→ Brief: Exclude the pictures, then copy all remaining records exactly.

→ Data shown:
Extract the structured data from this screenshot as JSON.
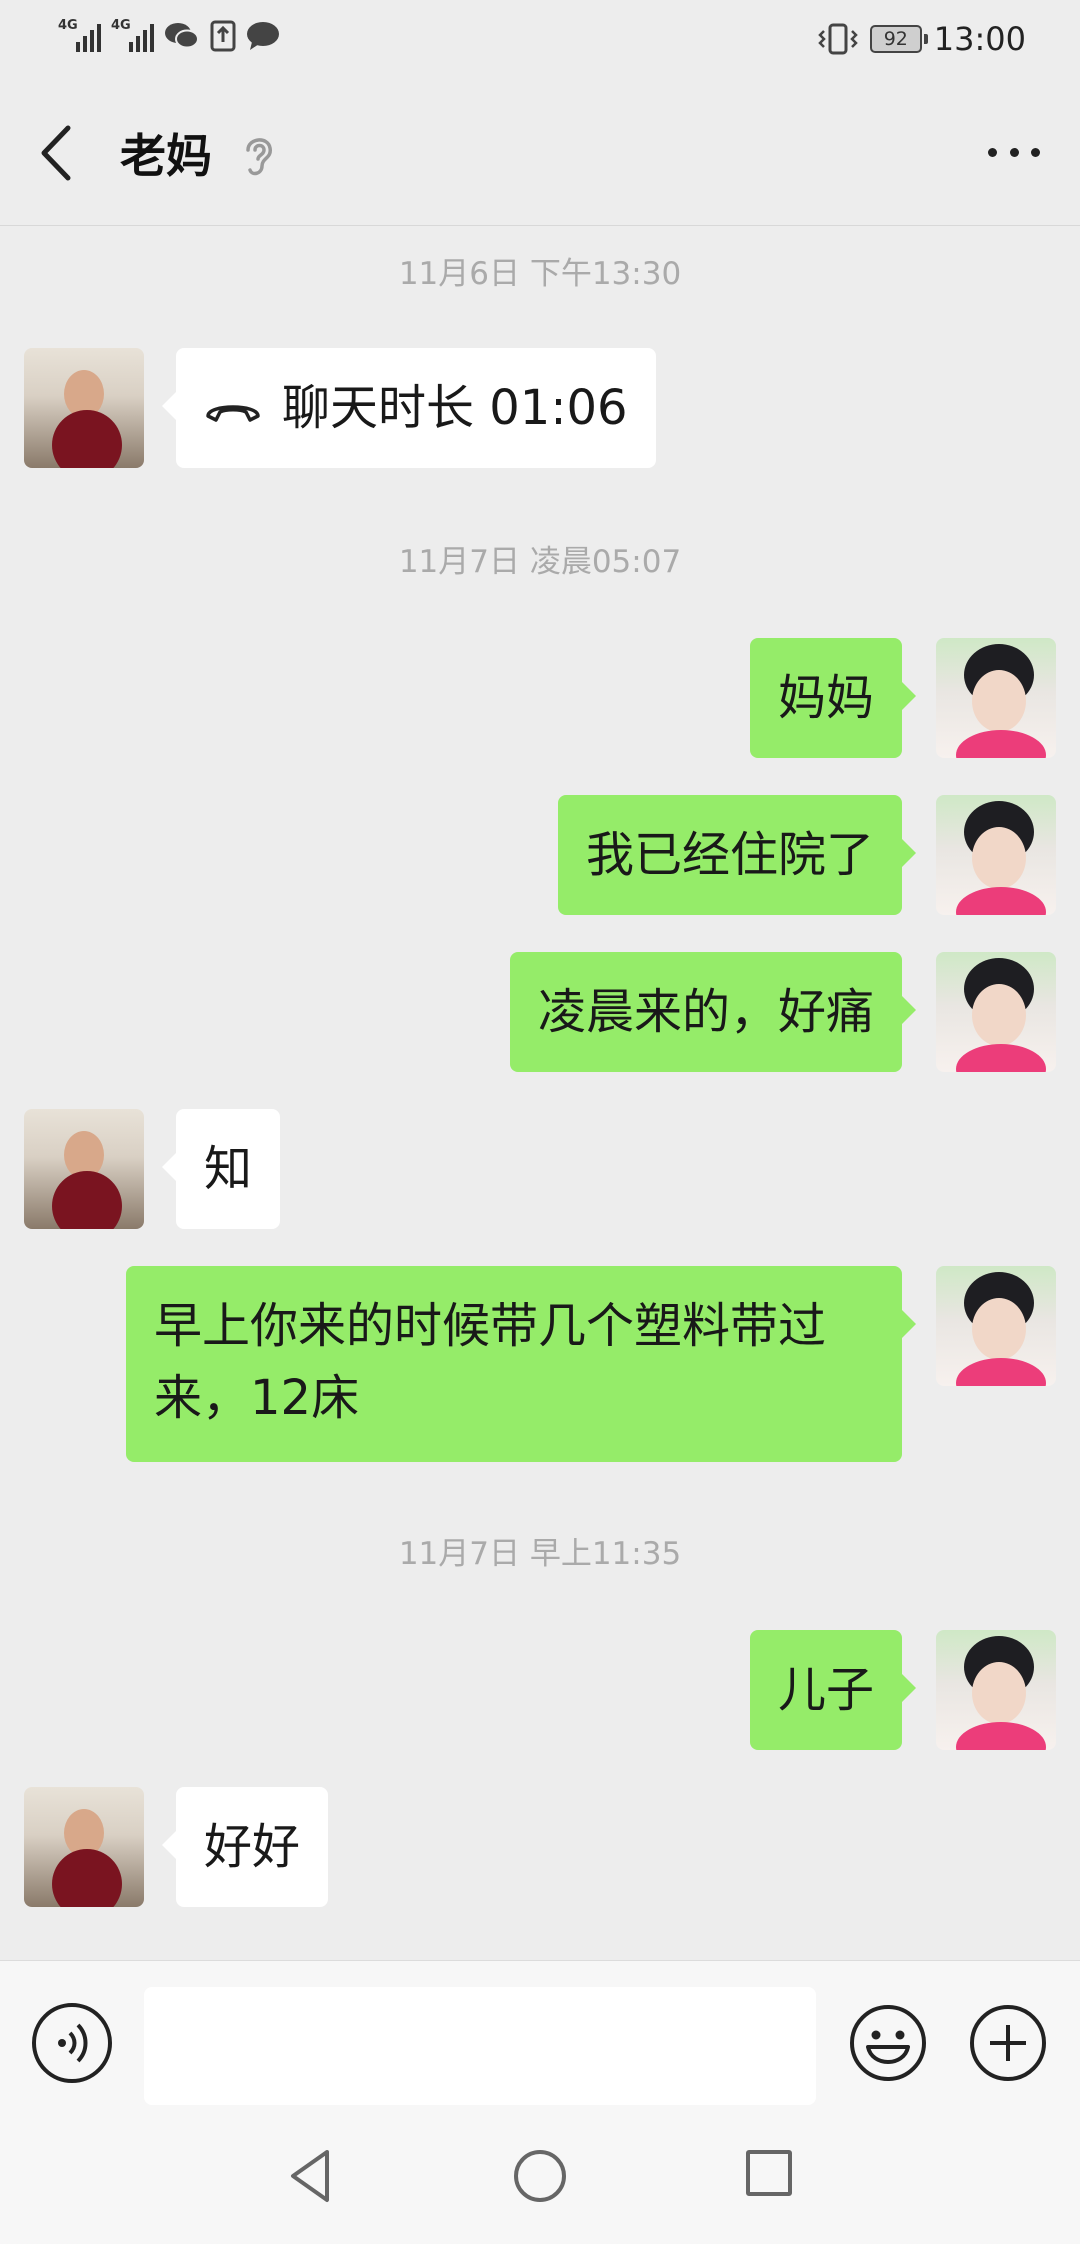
{
  "status_bar": {
    "network_1": "4G",
    "network_2": "4G",
    "battery": "92",
    "time": "13:00"
  },
  "header": {
    "title": "老妈",
    "back_icon": "chevron-left-icon",
    "mode_icon": "ear-icon",
    "more_icon": "more-dots-icon"
  },
  "timestamps": [
    "11月6日 下午13:30",
    "11月7日 凌晨05:07",
    "11月7日 早上11:35"
  ],
  "messages": [
    {
      "side": "left",
      "text": "聊天时长 01:06",
      "icon": "phone-hangup-icon"
    },
    {
      "side": "right",
      "text": "妈妈"
    },
    {
      "side": "right",
      "text": "我已经住院了"
    },
    {
      "side": "right",
      "text": "凌晨来的，好痛"
    },
    {
      "side": "left",
      "text": "知"
    },
    {
      "side": "right",
      "text_line1": "早上你来的时候带几个塑料带过",
      "text_line2": "来，12床"
    },
    {
      "side": "right",
      "text": "儿子"
    },
    {
      "side": "left",
      "text": "好好"
    }
  ],
  "input_bar": {
    "placeholder": "",
    "voice_icon": "voice-icon",
    "emoji_icon": "emoji-icon",
    "plus_icon": "plus-icon"
  },
  "colors": {
    "background": "#ededed",
    "bubble_self": "#95ec69",
    "bubble_other": "#ffffff",
    "timestamp": "#aaaaaa"
  }
}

→ The completed task:
Extract the structured data from this screenshot as JSON.
{
  "status_bar": {
    "network_1": "4G",
    "network_2": "4G",
    "battery": "92",
    "time": "13:00"
  },
  "header": {
    "title": "老妈",
    "back_icon": "chevron-left-icon",
    "mode_icon": "ear-icon",
    "more_icon": "more-dots-icon"
  },
  "timestamps": [
    "11月6日 下午13:30",
    "11月7日 凌晨05:07",
    "11月7日 早上11:35"
  ],
  "messages": [
    {
      "side": "left",
      "text": "聊天时长 01:06",
      "icon": "phone-hangup-icon"
    },
    {
      "side": "right",
      "text": "妈妈"
    },
    {
      "side": "right",
      "text": "我已经住院了"
    },
    {
      "side": "right",
      "text": "凌晨来的，好痛"
    },
    {
      "side": "left",
      "text": "知"
    },
    {
      "side": "right",
      "text_line1": "早上你来的时候带几个塑料带过",
      "text_line2": "来，12床"
    },
    {
      "side": "right",
      "text": "儿子"
    },
    {
      "side": "left",
      "text": "好好"
    }
  ],
  "input_bar": {
    "placeholder": "",
    "voice_icon": "voice-icon",
    "emoji_icon": "emoji-icon",
    "plus_icon": "plus-icon"
  },
  "colors": {
    "background": "#ededed",
    "bubble_self": "#95ec69",
    "bubble_other": "#ffffff",
    "timestamp": "#aaaaaa"
  }
}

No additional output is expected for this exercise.